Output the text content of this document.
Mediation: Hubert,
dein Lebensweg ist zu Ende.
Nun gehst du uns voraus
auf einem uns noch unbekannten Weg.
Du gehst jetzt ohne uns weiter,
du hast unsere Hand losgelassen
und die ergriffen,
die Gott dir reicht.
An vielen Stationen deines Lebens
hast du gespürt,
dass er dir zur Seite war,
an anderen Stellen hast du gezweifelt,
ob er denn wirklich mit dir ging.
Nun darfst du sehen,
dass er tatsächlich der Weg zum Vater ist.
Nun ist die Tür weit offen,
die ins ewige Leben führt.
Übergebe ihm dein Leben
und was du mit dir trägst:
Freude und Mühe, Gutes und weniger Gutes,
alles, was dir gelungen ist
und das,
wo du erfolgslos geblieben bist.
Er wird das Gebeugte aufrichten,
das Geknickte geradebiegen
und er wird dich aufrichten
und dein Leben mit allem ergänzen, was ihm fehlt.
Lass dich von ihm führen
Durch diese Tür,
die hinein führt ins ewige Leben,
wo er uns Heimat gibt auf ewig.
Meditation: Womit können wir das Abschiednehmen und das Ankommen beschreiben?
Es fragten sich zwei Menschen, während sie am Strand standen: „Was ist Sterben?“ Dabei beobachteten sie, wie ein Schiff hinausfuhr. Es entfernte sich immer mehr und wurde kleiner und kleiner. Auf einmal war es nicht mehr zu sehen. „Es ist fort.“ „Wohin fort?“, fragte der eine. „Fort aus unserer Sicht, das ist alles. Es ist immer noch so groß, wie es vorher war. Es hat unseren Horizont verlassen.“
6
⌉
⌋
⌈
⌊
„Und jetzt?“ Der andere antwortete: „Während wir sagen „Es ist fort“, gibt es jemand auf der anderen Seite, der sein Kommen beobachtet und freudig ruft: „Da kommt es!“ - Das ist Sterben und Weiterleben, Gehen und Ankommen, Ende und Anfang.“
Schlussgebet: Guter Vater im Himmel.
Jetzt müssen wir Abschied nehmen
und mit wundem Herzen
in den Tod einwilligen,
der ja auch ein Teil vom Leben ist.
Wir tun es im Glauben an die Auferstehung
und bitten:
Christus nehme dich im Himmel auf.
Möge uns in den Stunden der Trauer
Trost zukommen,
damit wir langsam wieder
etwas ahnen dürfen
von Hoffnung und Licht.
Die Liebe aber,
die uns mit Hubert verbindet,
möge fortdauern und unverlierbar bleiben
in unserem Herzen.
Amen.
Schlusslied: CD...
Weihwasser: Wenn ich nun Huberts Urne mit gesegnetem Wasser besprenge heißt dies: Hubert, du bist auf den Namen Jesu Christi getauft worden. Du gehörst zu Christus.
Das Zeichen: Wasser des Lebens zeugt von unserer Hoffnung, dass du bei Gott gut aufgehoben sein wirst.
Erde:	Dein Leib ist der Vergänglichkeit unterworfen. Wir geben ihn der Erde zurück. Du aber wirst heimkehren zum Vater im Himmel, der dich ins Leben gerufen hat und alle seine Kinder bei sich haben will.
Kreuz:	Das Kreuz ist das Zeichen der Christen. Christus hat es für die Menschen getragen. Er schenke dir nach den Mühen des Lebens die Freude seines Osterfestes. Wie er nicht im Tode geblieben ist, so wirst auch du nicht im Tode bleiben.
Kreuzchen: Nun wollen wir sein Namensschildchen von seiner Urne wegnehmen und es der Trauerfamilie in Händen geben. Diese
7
++++++++++
* **Goal**: Return from the data every line that holds "auch".

* **Result for this exercise**:
der ja auch ein Teil vom Leben ist.
Kreuz:	Das Kreuz ist das Zeichen der Christen. Christus hat es für die Menschen getragen. Er schenke dir nach den Mühen des Lebens die Freude seines Osterfestes. Wie er nicht im Tode geblieben ist, so wirst auch du nicht im Tode bleiben.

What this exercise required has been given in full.